# GOAL
Within the data that follows, how many lines carry the string "this"? Give the number alone.

[BEGIN TASK MATERIAL]

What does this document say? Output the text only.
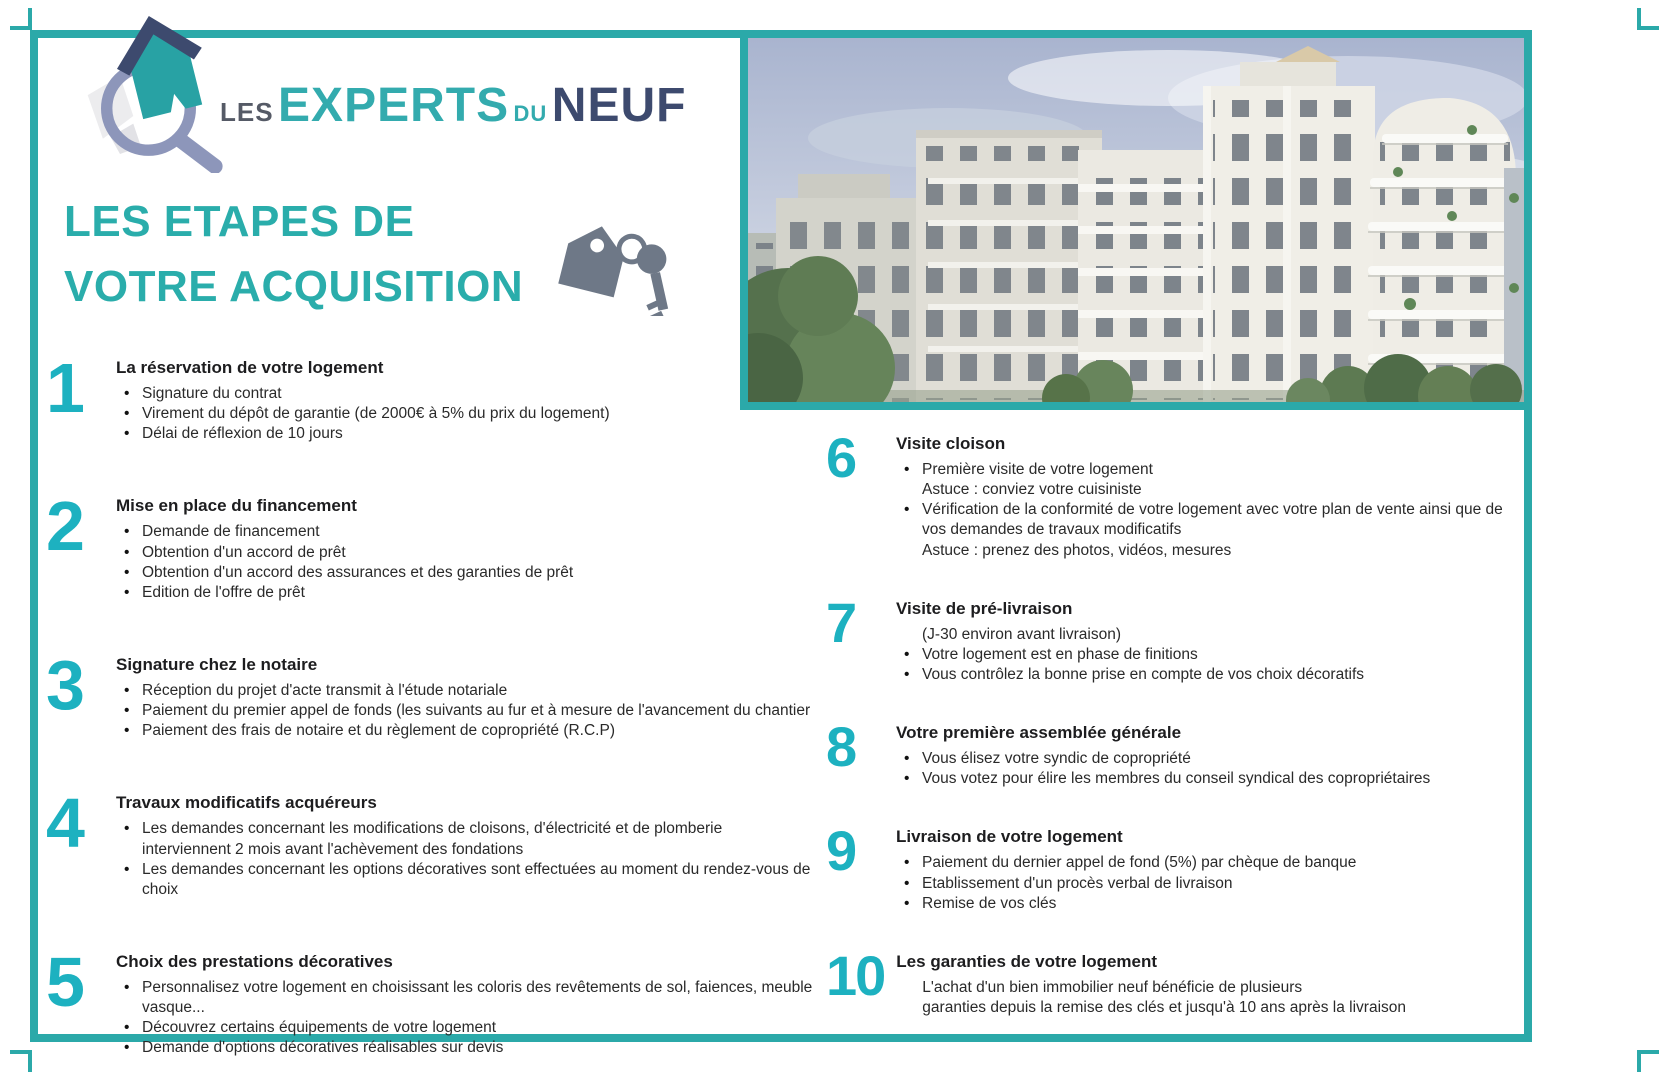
LES EXPERTS DU NEUF
LES ETAPES DE
VOTRE ACQUISITION
1	La réservation de votre logement
• Signature du contrat
• Virement du dépôt de garantie (de 2000€ à 5% du prix du logement)
• Délai de réflexion de 10 jours
2	Mise en place du financement
• Demande de financement
• Obtention d'un accord de prêt
• Obtention d'un accord des assurances et des garanties de prêt
• Edition de l'offre de prêt
3	Signature chez le notaire
• Réception du projet d'acte transmit à l'étude notariale
• Paiement du premier appel de fonds (les suivants au fur et à mesure de l'avancement du chantier
• Paiement des frais de notaire et du règlement de copropriété (R.C.P)
4	Travaux modificatifs acquéreurs
• Les demandes concernant les modifications de cloisons, d'électricité et de plomberie interviennent 2 mois avant l'achèvement des fondations
• Les demandes concernant les options décoratives sont effectuées au moment du rendez-vous de choix
5	Choix des prestations décoratives
• Personnalisez votre logement en choisissant les coloris des revêtements de sol, faiences, meuble vasque...
• Découvrez certains équipements de votre logement
• Demande d'options décoratives réalisables sur devis
6	Visite cloison
• Première visite de votre logement
Astuce : conviez votre cuisiniste
• Vérification de la conformité de votre logement avec votre plan de vente ainsi que de vos demandes de travaux modificatifs
Astuce : prenez des photos, vidéos, mesures
7	Visite de pré-livraison
(J-30 environ avant livraison)
• Votre logement est en phase de finitions
• Vous contrôlez la bonne prise en compte de vos choix décoratifs
8	Votre première assemblée générale
• Vous élisez votre syndic de copropriété
• Vous votez pour élire les membres du conseil syndical des copropriétaires
9	Livraison de votre logement
• Paiement du dernier appel de fond (5%) par chèque de banque
• Etablissement d'un procès verbal de livraison
• Remise de vos clés
10 Les garanties de votre logement
L'achat d'un bien immobilier neuf bénéficie de plusieurs
garanties depuis la remise des clés et jusqu'à 10 ans après la livraison
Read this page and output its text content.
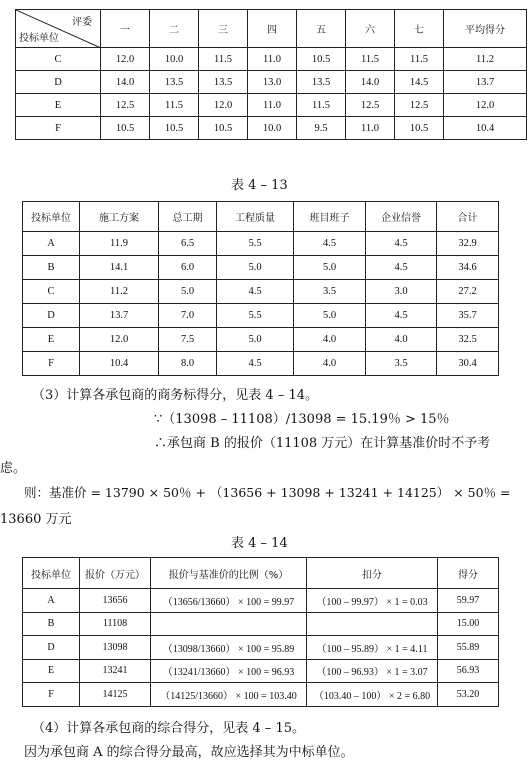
评委
投标单位	一	二	三	四	五	六	七	平均得分
C	12.0	10.0	11.5	11.0	10.5	11.5	11.5	11.2
D	14.0	13.5	13.5	13.0	13.5	14.0	14.5	13.7
E	12.5	11.5	12.0	11.0	11.5	12.5	12.5	12.0
F	10.5	10.5	10.5	10.0	9.5	11.0	10.5	10.4
表 4 – 13
投标单位	施工方案	总工期	工程质量	班目班子	企业信誉	合计
A	11.9	6.5	5.5	4.5	4.5	32.9
B	14.1	6.0	5.0	5.0	4.5	34.6
C	11.2	5.0	4.5	3.5	3.0	27.2
D	13.7	7.0	5.5	5.0	4.5	35.7
E	12.0	7.5	5.0	4.0	4.0	32.5
F	10.4	8.0	4.5	4.0	3.5	30.4
（3）计算各承包商的商务标得分，见表 4 – 14。
∵（13098 – 11108）/13098 = 15.19％ > 15％
∴承包商 B 的报价（11108 万元）在计算基准价时不予考
虑。
则：基准价 = 13790 × 50％ + （13656 + 13098 + 13241 + 14125） × 50％ =
13660 万元
表 4 – 14
投标单位	报价（万元）	报价与基准价的比例（%）	扣分	得分
A	13656	（13656/13660） × 100 = 99.97	（100 – 99.97） × 1 = 0.03	59.97
B	11108			15.00
D	13098	（13098/13660） × 100 = 95.89	（100 – 95.89） × 1 = 4.11	55.89
E	13241	（13241/13660） × 100 = 96.93	（100 – 96.93） × 1 = 3.07	56.93
F	14125	（14125/13660） × 100 = 103.40	（103.40 – 100） × 2 = 6.80	53.20
（4）计算各承包商的综合得分，见表 4 – 15。
因为承包商 A 的综合得分最高，故应选择其为中标单位。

[END TASK MATERIAL]

# FINISHED ANSWER
2